*Provided entries*:
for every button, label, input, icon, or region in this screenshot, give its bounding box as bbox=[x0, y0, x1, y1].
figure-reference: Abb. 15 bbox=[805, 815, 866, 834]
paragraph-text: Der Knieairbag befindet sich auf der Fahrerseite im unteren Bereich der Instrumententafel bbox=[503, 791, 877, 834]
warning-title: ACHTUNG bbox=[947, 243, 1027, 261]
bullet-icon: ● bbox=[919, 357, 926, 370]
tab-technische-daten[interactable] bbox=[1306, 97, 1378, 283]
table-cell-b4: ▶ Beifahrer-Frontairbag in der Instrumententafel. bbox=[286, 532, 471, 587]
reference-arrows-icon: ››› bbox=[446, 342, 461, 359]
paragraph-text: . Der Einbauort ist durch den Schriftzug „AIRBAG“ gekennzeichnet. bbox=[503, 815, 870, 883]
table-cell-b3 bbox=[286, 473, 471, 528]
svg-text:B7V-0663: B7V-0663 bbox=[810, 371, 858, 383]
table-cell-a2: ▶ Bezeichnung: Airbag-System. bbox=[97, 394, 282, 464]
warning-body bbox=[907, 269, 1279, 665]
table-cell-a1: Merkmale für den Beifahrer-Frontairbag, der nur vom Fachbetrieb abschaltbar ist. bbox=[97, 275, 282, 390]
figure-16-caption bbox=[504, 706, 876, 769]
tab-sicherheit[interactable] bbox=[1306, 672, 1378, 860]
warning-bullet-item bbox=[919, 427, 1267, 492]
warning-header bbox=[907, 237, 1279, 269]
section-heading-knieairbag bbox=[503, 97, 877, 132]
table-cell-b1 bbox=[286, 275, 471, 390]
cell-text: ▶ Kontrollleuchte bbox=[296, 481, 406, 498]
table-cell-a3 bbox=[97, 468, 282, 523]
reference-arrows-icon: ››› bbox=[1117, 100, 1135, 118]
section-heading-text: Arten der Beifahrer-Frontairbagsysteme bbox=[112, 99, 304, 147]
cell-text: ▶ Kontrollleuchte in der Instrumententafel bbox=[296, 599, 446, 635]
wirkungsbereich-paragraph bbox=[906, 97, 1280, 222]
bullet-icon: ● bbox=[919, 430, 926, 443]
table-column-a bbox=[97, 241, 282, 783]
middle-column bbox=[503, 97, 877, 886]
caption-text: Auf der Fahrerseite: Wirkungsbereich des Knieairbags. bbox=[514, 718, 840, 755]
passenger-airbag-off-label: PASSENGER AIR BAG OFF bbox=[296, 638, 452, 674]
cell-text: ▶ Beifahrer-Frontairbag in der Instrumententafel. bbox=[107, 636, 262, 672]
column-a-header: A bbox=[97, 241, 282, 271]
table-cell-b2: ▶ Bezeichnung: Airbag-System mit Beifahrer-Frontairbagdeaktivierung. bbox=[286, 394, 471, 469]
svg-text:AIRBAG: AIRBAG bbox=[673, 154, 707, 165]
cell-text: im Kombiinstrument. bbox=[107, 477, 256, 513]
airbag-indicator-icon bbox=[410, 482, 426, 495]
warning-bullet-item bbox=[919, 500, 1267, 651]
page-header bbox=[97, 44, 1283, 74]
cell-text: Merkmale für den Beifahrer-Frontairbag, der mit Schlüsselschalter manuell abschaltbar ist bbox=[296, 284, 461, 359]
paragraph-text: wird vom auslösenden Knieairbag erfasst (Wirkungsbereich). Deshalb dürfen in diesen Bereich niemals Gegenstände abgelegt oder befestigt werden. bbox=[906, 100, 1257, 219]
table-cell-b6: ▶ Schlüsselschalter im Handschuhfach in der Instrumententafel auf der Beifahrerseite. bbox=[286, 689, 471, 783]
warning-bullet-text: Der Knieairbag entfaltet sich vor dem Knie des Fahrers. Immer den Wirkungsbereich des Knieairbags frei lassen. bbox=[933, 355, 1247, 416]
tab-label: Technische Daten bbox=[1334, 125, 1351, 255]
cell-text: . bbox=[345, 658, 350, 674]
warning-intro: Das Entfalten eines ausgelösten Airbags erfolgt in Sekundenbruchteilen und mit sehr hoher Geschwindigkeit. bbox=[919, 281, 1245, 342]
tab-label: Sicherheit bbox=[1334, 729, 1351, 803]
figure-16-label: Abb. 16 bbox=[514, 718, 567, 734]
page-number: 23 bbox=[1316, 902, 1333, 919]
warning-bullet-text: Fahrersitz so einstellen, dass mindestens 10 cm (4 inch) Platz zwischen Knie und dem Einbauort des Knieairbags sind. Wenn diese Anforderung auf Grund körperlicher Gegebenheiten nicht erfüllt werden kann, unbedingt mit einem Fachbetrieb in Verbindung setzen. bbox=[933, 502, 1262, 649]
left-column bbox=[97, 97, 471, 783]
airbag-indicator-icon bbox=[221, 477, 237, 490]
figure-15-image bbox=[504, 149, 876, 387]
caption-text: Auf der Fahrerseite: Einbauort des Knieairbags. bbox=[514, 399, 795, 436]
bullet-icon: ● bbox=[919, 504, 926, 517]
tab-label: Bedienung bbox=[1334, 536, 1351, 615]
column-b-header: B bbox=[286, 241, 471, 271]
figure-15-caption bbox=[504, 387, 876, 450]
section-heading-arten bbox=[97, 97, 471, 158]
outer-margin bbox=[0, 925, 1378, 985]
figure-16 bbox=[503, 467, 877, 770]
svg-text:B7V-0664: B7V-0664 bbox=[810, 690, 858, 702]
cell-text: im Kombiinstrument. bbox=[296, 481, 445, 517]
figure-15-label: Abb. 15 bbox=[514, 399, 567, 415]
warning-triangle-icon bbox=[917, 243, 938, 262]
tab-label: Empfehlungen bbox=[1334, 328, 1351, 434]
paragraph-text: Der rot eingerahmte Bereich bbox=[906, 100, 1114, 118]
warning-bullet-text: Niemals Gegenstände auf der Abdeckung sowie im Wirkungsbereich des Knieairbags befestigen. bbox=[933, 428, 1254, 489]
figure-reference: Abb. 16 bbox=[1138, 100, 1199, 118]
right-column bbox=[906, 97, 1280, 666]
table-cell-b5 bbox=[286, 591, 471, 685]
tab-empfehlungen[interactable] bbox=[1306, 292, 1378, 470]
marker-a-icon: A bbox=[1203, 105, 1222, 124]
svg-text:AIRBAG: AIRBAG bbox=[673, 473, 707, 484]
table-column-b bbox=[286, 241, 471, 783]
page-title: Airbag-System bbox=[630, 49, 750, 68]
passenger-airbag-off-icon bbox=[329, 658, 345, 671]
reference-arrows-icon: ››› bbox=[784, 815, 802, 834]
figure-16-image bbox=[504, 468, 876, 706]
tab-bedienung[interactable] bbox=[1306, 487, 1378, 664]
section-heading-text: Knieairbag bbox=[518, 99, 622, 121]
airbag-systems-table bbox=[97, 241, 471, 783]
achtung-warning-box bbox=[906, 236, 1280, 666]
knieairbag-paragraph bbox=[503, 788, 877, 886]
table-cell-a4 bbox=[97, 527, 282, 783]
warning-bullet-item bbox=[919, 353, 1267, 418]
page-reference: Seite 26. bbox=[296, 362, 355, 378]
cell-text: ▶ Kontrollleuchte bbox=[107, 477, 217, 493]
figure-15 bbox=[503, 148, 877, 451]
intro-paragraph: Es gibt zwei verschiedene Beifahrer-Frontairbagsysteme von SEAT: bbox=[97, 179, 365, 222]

*Exercise prompt*: Copy the items above word for word, from the first one through the line containing "caption-text: Auf der Fahrerseite: Wirkungsbereich", both ends included.

*Answer to the task*:
for every button, label, input, icon, or region in this screenshot, give its bounding box as bbox=[x0, y0, x1, y1].
figure-reference: Abb. 15 bbox=[805, 815, 866, 834]
paragraph-text: Der Knieairbag befindet sich auf der Fahrerseite im unteren Bereich der Instrumententafel bbox=[503, 791, 877, 834]
warning-title: ACHTUNG bbox=[947, 243, 1027, 261]
bullet-icon: ● bbox=[919, 357, 926, 370]
tab-technische-daten[interactable] bbox=[1306, 97, 1378, 283]
table-cell-b4: ▶ Beifahrer-Frontairbag in der Instrumententafel. bbox=[286, 532, 471, 587]
reference-arrows-icon: ››› bbox=[446, 342, 461, 359]
paragraph-text: . Der Einbauort ist durch den Schriftzug „AIRBAG“ gekennzeichnet. bbox=[503, 815, 870, 883]
table-cell-b3 bbox=[286, 473, 471, 528]
svg-text:B7V-0663: B7V-0663 bbox=[810, 371, 858, 383]
table-cell-a2: ▶ Bezeichnung: Airbag-System. bbox=[97, 394, 282, 464]
warning-body bbox=[907, 269, 1279, 665]
table-cell-a1: Merkmale für den Beifahrer-Frontairbag, der nur vom Fachbetrieb abschaltbar ist. bbox=[97, 275, 282, 390]
figure-16-caption bbox=[504, 706, 876, 769]
tab-sicherheit[interactable] bbox=[1306, 672, 1378, 860]
warning-bullet-item bbox=[919, 427, 1267, 492]
warning-header bbox=[907, 237, 1279, 269]
section-heading-knieairbag bbox=[503, 97, 877, 132]
table-cell-b1 bbox=[286, 275, 471, 390]
cell-text: ▶ Kontrollleuchte bbox=[296, 481, 406, 498]
table-cell-a3 bbox=[97, 468, 282, 523]
reference-arrows-icon: ››› bbox=[1117, 100, 1135, 118]
section-heading-text: Arten der Beifahrer-Frontairbagsysteme bbox=[112, 99, 304, 147]
cell-text: ▶ Kontrollleuchte in der Instrumententafel bbox=[296, 599, 446, 635]
wirkungsbereich-paragraph bbox=[906, 97, 1280, 222]
bullet-icon: ● bbox=[919, 430, 926, 443]
table-column-a bbox=[97, 241, 282, 783]
middle-column bbox=[503, 97, 877, 886]
caption-text: Auf der Fahrerseite: Wirkungsbereich des Knieairbags. bbox=[514, 718, 840, 755]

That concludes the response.